(Directions for this task)
Return the data exactly, with all pictures removed.

* Start Materials provided *

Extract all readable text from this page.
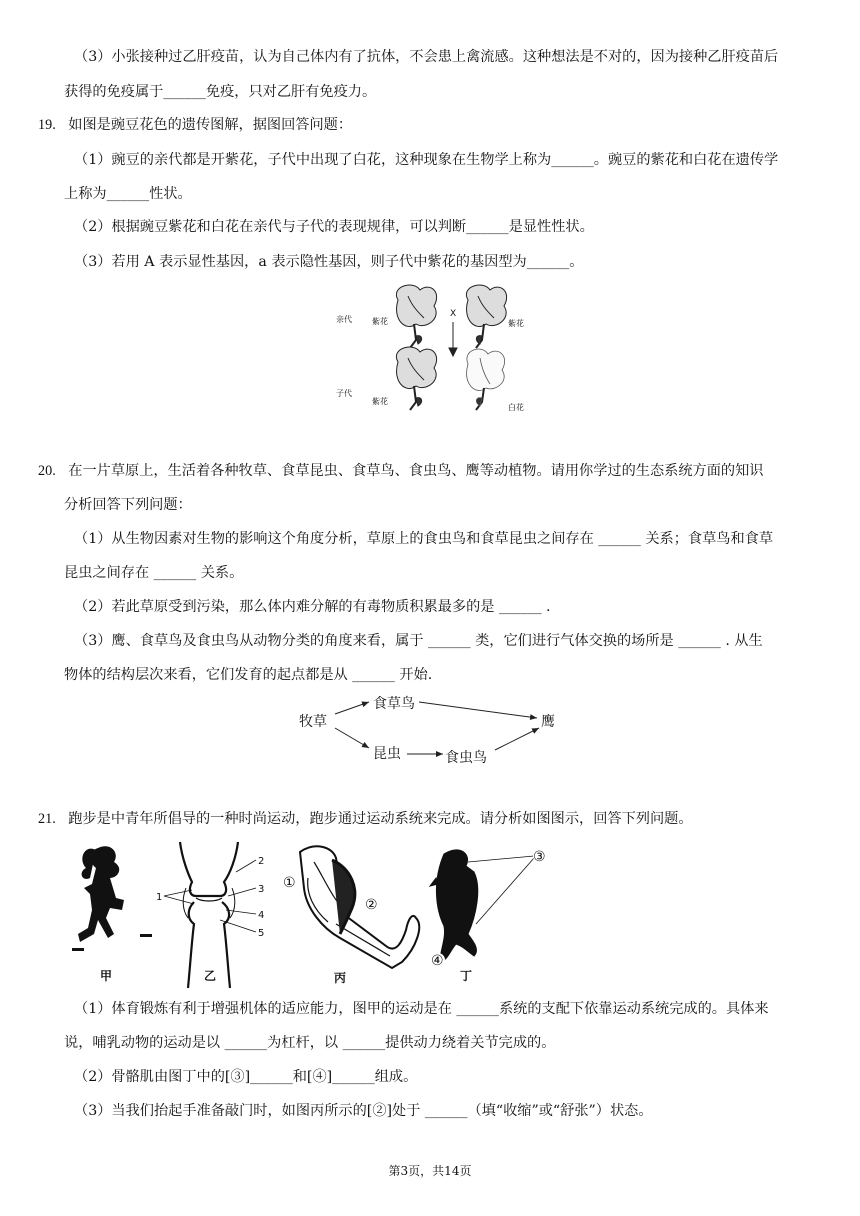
（3）小张接种过乙肝疫苗，认为自己体内有了抗体，不会患上禽流感。这种想法是不对的，因为接种乙肝疫苗后
获得的免疫属于______免疫，只对乙肝有免疫力。
19. 如图是豌豆花色的遗传图解，据图回答问题：
（1）豌豆的亲代都是开紫花，子代中出现了白花，这种现象在生物学上称为______。豌豆的紫花和白花在遗传学
上称为______性状。
（2）根据豌豆紫花和白花在亲代与子代的表现规律，可以判断______是显性性状。
（3）若用 A 表示显性基因，a 表示隐性基因，则子代中紫花的基因型为______。
亲代
子代
紫花
X
紫花
紫花
白花
20. 在一片草原上，生活着各种牧草、食草昆虫、食草鸟、食虫鸟、鹰等动植物。请用你学过的生态系统方面的知识
分析回答下列问题：
（1）从生物因素对生物的影响这个角度分析，草原上的食虫鸟和食草昆虫之间存在 ______ 关系；食草鸟和食草
昆虫之间存在 ______ 关系。
（2）若此草原受到污染，那么体内难分解的有毒物质积累最多的是 ______ .
（3）鹰、食草鸟及食虫鸟从动物分类的角度来看，属于 ______ 类，它们进行气体交换的场所是 ______ . 从生
物体的结构层次来看，它们发育的起点都是从 ______ 开始.
牧草
食草鸟
昆虫	食虫鸟
鹰
21. 跑步是中青年所倡导的一种时尚运动，跑步通过运动系统来完成。请分析如图图示，回答下列问题。
甲
1
2
3
4
5
乙
①
②
丙
③
④
丁
（1）体育锻炼有利于增强机体的适应能力，图甲的运动是在 ______系统的支配下依靠运动系统完成的。具体来
说，哺乳动物的运动是以 ______为杠杆，以 ______提供动力绕着关节完成的。
（2）骨骼肌由图丁中的[③]______和[④]______组成。
（3）当我们抬起手准备敲门时，如图丙所示的[②]处于 ______（填“收缩”或“舒张”）状态。
第3页，共14页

* End Materials provided *

(Response)
Extract all readable text from this page.
（3）小张接种过乙肝疫苗，认为自己体内有了抗体，不会患上禽流感。这种想法是不对的，因为接种乙肝疫苗后
获得的免疫属于______免疫，只对乙肝有免疫力。
19. 如图是豌豆花色的遗传图解，据图回答问题：
（1）豌豆的亲代都是开紫花，子代中出现了白花，这种现象在生物学上称为______。豌豆的紫花和白花在遗传学
上称为______性状。
（2）根据豌豆紫花和白花在亲代与子代的表现规律，可以判断______是显性性状。
（3）若用 A 表示显性基因，a 表示隐性基因，则子代中紫花的基因型为______。
亲代
子代
紫花
X
紫花
紫花
白花
20. 在一片草原上，生活着各种牧草、食草昆虫、食草鸟、食虫鸟、鹰等动植物。请用你学过的生态系统方面的知识
分析回答下列问题：
（1）从生物因素对生物的影响这个角度分析，草原上的食虫鸟和食草昆虫之间存在 ______ 关系；食草鸟和食草
昆虫之间存在 ______ 关系。
（2）若此草原受到污染，那么体内难分解的有毒物质积累最多的是 ______ .
（3）鹰、食草鸟及食虫鸟从动物分类的角度来看，属于 ______ 类，它们进行气体交换的场所是 ______ . 从生
物体的结构层次来看，它们发育的起点都是从 ______ 开始.
牧草
食草鸟
昆虫	食虫鸟
鹰
21. 跑步是中青年所倡导的一种时尚运动，跑步通过运动系统来完成。请分析如图图示，回答下列问题。
甲
1
2
3
4
5
乙
①
②
丙
③
④
丁
（1）体育锻炼有利于增强机体的适应能力，图甲的运动是在 ______系统的支配下依靠运动系统完成的。具体来
说，哺乳动物的运动是以 ______为杠杆，以 ______提供动力绕着关节完成的。
（2）骨骼肌由图丁中的[③]______和[④]______组成。
（3）当我们抬起手准备敲门时，如图丙所示的[②]处于 ______（填“收缩”或“舒张”）状态。
第3页，共14页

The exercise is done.